## WHAT THIS TASK INVOLVES
Make an exact copy of the lines, leaving the pictures out.

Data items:
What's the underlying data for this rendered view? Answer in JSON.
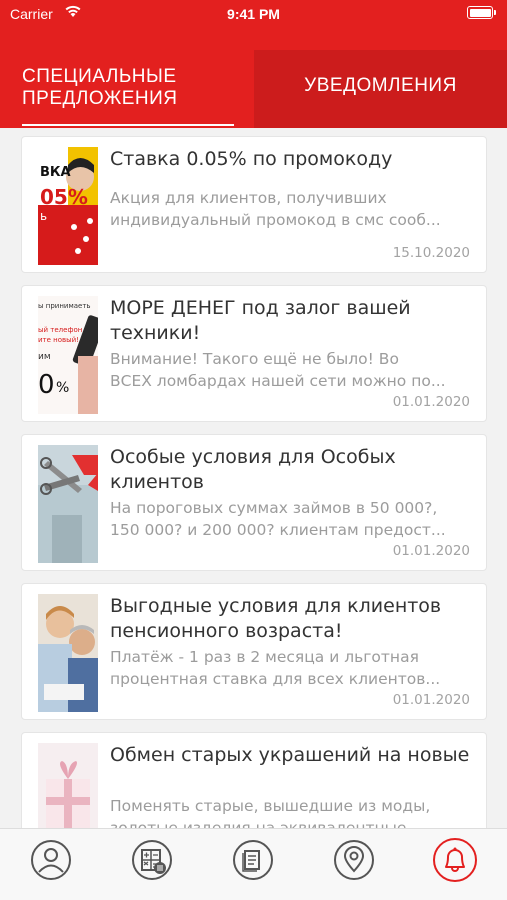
{
  "status_bar": {
    "carrier": "Carrier",
    "time": "9:41 PM"
  },
  "tabs": {
    "offers_line1": "СПЕЦИАЛЬНЫЕ",
    "offers_line2": "ПРЕДЛОЖЕНИЯ",
    "notifications": "УВЕДОМЛЕНИЯ"
  },
  "colors": {
    "brand_red": "#e3201f",
    "tab_dark_red": "#cc1c1c"
  },
  "cards": [
    {
      "title": "Ставка 0.05% по промокоду",
      "desc_line1": "Акция для клиентов, получивших",
      "desc_line2": "индивидуальный промокод в смс сооб...",
      "date": "15.10.2020",
      "thumb_text1": "ВКА",
      "thumb_text2": "05%",
      "thumb_text3": "ь"
    },
    {
      "title": "МОРЕ ДЕНЕГ под залог вашей техники!",
      "desc_line1": "Внимание! Такого ещё не было! Во",
      "desc_line2": "ВСЕХ ломбардах нашей сети можно по...",
      "date": "01.01.2020",
      "thumb_text1": "ы принимаеть",
      "thumb_text2": "ый телефон",
      "thumb_text3": "ите новый!",
      "thumb_text4": "им",
      "thumb_text5": "0",
      "thumb_text6": "%"
    },
    {
      "title": "Особые условия для Особых клиентов",
      "desc_line1": "На пороговых суммах займов в 50 000?,",
      "desc_line2": "150 000? и 200 000? клиентам предост...",
      "date": "01.01.2020"
    },
    {
      "title": "Выгодные условия для клиентов пенсионного возраста!",
      "desc_line1": "Платёж - 1 раз в 2 месяца и льготная",
      "desc_line2": "процентная ставка для всех клиентов...",
      "date": "01.01.2020"
    },
    {
      "title": "Обмен старых украшений на новые",
      "desc_line1": "Поменять старые, вышедшие из моды,",
      "desc_line2": "золотые изделия на эквивалентные",
      "date": ""
    }
  ],
  "tabbar": [
    "profile-icon",
    "calculator-icon",
    "document-icon",
    "location-pin-icon",
    "bell-icon"
  ]
}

## WRITTEN SOLUTION
What's the underlying data for this rendered view? Answer in JSON.
{
  "status_bar": {
    "carrier": "Carrier",
    "time": "9:41 PM"
  },
  "tabs": {
    "offers_line1": "СПЕЦИАЛЬНЫЕ",
    "offers_line2": "ПРЕДЛОЖЕНИЯ",
    "notifications": "УВЕДОМЛЕНИЯ"
  },
  "colors": {
    "brand_red": "#e3201f",
    "tab_dark_red": "#cc1c1c"
  },
  "cards": [
    {
      "title": "Ставка 0.05% по промокоду",
      "desc_line1": "Акция для клиентов, получивших",
      "desc_line2": "индивидуальный промокод в смс сооб...",
      "date": "15.10.2020",
      "thumb_text1": "ВКА",
      "thumb_text2": "05%",
      "thumb_text3": "ь"
    },
    {
      "title": "МОРЕ ДЕНЕГ под залог вашей техники!",
      "desc_line1": "Внимание! Такого ещё не было! Во",
      "desc_line2": "ВСЕХ ломбардах нашей сети можно по...",
      "date": "01.01.2020",
      "thumb_text1": "ы принимаеть",
      "thumb_text2": "ый телефон",
      "thumb_text3": "ите новый!",
      "thumb_text4": "им",
      "thumb_text5": "0",
      "thumb_text6": "%"
    },
    {
      "title": "Особые условия для Особых клиентов",
      "desc_line1": "На пороговых суммах займов в 50 000?,",
      "desc_line2": "150 000? и 200 000? клиентам предост...",
      "date": "01.01.2020"
    },
    {
      "title": "Выгодные условия для клиентов пенсионного возраста!",
      "desc_line1": "Платёж - 1 раз в 2 месяца и льготная",
      "desc_line2": "процентная ставка для всех клиентов...",
      "date": "01.01.2020"
    },
    {
      "title": "Обмен старых украшений на новые",
      "desc_line1": "Поменять старые, вышедшие из моды,",
      "desc_line2": "золотые изделия на эквивалентные",
      "date": ""
    }
  ],
  "tabbar": [
    "profile-icon",
    "calculator-icon",
    "document-icon",
    "location-pin-icon",
    "bell-icon"
  ]
}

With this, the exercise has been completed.